(Source records)
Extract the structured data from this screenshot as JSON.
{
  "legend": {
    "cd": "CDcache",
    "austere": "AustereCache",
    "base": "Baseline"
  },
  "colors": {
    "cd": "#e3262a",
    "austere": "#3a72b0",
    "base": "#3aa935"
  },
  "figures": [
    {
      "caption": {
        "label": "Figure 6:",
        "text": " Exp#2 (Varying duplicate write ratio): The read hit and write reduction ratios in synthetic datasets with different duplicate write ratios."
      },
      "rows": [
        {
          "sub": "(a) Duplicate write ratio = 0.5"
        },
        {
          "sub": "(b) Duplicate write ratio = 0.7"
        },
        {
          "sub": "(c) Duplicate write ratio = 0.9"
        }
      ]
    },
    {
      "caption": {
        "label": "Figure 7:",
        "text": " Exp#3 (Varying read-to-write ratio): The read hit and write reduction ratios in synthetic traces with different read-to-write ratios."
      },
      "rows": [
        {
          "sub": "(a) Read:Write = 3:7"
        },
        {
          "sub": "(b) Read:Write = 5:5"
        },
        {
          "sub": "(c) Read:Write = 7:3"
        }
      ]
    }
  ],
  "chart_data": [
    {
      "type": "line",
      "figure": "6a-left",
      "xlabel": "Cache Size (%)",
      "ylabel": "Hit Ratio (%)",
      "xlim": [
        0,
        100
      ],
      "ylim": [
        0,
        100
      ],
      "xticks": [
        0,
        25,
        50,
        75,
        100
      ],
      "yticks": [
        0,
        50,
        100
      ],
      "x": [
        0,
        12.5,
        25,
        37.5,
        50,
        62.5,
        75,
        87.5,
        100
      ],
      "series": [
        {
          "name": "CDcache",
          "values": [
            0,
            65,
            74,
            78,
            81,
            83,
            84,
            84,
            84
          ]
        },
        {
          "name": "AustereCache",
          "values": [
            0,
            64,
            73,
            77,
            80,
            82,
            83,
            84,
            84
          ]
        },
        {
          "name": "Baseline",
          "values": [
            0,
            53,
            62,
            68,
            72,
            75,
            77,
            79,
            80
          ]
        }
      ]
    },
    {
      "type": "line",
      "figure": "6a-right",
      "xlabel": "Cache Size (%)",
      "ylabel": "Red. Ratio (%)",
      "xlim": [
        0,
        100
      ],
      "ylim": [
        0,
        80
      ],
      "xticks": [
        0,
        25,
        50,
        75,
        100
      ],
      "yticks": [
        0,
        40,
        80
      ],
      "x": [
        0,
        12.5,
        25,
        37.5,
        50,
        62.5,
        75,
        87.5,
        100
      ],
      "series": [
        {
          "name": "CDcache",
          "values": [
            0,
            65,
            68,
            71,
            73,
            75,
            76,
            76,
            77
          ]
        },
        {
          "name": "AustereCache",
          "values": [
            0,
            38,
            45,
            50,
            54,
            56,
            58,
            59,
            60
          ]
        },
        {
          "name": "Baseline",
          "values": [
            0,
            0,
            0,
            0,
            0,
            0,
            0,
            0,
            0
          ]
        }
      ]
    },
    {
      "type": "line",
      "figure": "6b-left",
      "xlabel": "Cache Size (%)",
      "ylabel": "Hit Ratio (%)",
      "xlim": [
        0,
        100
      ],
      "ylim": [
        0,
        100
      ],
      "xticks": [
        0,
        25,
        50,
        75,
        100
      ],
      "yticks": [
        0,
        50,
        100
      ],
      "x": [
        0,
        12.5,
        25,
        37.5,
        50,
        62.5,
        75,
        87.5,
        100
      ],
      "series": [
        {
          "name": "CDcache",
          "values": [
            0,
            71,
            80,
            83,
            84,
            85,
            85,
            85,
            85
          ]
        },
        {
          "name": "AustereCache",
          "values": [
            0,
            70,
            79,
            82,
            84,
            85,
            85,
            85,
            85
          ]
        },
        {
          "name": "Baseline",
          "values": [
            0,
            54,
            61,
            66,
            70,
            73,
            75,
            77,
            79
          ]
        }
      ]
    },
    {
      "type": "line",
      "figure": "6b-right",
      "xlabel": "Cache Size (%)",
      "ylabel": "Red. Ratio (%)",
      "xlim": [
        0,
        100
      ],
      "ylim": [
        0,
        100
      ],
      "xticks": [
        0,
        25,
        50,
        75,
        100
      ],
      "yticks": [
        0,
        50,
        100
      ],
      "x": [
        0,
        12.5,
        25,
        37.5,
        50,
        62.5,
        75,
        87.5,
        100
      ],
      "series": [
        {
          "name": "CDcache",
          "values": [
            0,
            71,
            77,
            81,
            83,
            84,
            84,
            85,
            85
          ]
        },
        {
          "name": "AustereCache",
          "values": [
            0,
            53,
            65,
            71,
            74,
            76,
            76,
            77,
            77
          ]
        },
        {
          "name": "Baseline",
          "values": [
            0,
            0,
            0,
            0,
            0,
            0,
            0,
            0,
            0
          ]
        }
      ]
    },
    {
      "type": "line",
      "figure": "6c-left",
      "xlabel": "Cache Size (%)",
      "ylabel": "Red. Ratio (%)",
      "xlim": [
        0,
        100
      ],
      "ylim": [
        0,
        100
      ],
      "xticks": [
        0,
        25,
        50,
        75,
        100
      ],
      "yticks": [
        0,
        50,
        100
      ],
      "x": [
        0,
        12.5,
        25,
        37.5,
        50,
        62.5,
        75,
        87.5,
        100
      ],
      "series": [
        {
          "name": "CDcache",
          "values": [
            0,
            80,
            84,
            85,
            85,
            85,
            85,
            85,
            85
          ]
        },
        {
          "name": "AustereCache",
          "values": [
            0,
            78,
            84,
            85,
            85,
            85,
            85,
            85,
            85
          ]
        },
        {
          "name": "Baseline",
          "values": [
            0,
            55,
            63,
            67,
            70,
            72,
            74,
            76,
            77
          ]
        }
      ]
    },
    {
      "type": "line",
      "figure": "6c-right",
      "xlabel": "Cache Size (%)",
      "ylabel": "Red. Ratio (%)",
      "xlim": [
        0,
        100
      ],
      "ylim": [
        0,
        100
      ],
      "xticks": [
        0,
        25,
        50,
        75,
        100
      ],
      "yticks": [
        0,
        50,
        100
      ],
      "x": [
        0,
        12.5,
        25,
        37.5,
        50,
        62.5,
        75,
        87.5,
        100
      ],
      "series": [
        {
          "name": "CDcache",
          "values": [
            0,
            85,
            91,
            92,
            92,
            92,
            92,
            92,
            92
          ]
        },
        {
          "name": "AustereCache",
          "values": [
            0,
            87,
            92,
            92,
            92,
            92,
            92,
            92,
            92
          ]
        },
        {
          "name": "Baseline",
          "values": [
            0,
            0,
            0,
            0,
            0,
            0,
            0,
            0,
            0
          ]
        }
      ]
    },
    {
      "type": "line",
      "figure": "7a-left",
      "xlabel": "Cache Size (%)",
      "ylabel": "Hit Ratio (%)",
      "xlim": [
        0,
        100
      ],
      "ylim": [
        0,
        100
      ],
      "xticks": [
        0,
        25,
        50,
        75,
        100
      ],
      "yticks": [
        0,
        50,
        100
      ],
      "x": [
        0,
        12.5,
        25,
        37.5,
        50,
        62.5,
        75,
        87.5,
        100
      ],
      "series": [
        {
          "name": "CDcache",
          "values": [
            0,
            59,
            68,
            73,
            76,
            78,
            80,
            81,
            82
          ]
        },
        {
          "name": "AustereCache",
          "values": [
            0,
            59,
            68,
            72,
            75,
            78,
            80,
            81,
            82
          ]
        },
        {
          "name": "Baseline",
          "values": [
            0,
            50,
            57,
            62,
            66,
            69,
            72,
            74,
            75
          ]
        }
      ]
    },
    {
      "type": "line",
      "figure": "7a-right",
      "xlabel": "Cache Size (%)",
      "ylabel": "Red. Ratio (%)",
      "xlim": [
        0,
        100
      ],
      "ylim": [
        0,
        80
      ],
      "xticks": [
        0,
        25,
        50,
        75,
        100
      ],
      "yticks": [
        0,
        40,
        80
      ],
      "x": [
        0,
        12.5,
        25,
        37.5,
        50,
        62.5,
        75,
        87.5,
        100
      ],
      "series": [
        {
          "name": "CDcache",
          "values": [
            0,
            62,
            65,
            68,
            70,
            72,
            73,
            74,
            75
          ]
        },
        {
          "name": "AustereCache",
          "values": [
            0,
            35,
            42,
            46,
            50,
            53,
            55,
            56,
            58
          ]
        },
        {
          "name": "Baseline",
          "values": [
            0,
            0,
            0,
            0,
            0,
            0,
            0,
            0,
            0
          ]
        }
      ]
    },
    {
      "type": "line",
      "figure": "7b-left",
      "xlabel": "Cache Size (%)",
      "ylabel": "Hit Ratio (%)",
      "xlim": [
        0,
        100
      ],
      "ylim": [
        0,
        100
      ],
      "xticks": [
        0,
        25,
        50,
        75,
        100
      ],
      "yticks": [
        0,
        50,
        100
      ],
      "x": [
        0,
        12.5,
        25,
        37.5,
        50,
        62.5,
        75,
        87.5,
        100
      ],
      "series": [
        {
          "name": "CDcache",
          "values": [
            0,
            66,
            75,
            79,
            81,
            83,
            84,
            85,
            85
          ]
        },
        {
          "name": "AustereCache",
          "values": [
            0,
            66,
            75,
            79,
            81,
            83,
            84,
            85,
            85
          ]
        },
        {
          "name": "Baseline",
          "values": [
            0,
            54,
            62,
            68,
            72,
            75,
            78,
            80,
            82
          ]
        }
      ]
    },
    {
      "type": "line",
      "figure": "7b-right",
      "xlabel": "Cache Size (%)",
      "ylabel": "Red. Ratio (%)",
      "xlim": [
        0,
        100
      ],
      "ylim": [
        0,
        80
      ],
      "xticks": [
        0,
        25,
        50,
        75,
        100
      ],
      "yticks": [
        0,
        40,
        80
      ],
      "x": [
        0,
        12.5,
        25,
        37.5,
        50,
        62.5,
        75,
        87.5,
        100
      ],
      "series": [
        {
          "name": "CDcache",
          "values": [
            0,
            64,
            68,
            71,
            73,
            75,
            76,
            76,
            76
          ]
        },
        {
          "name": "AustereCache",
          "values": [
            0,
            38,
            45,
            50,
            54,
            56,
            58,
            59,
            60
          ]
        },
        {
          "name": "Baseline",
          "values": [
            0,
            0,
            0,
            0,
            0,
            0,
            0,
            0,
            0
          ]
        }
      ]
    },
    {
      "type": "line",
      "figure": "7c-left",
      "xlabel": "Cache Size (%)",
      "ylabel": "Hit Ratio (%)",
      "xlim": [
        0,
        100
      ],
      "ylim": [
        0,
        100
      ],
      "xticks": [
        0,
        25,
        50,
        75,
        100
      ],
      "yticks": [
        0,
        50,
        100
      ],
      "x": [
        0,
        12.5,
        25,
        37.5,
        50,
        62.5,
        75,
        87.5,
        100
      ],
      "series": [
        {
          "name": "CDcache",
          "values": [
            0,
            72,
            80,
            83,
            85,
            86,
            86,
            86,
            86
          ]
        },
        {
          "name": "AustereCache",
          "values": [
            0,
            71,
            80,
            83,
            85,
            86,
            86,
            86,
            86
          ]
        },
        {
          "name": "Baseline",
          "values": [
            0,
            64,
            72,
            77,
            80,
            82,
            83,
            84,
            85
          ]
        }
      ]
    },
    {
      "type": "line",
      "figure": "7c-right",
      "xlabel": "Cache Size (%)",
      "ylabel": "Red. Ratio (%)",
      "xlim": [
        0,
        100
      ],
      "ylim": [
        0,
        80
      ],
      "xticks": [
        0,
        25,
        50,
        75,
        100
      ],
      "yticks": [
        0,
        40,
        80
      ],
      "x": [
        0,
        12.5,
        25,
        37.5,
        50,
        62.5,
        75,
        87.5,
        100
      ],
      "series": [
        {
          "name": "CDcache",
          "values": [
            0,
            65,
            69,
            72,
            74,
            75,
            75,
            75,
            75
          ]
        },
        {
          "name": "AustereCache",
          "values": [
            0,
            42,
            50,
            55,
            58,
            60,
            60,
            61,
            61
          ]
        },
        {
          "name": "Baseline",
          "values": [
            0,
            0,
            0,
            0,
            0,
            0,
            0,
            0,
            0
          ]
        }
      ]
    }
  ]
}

◆ **What this task involves**:
Note each line of the entries that has "ratios" in it, and copy those lines.

◆ **Exercise result**:
        "text": " Exp#2 (Varying duplicate write ratio): The read hit and write reduction ratios in synthetic datasets with different duplicate write ratios."
        "text": " Exp#3 (Varying read-to-write ratio): The read hit and write reduction ratios in synthetic traces with different read-to-write ratios."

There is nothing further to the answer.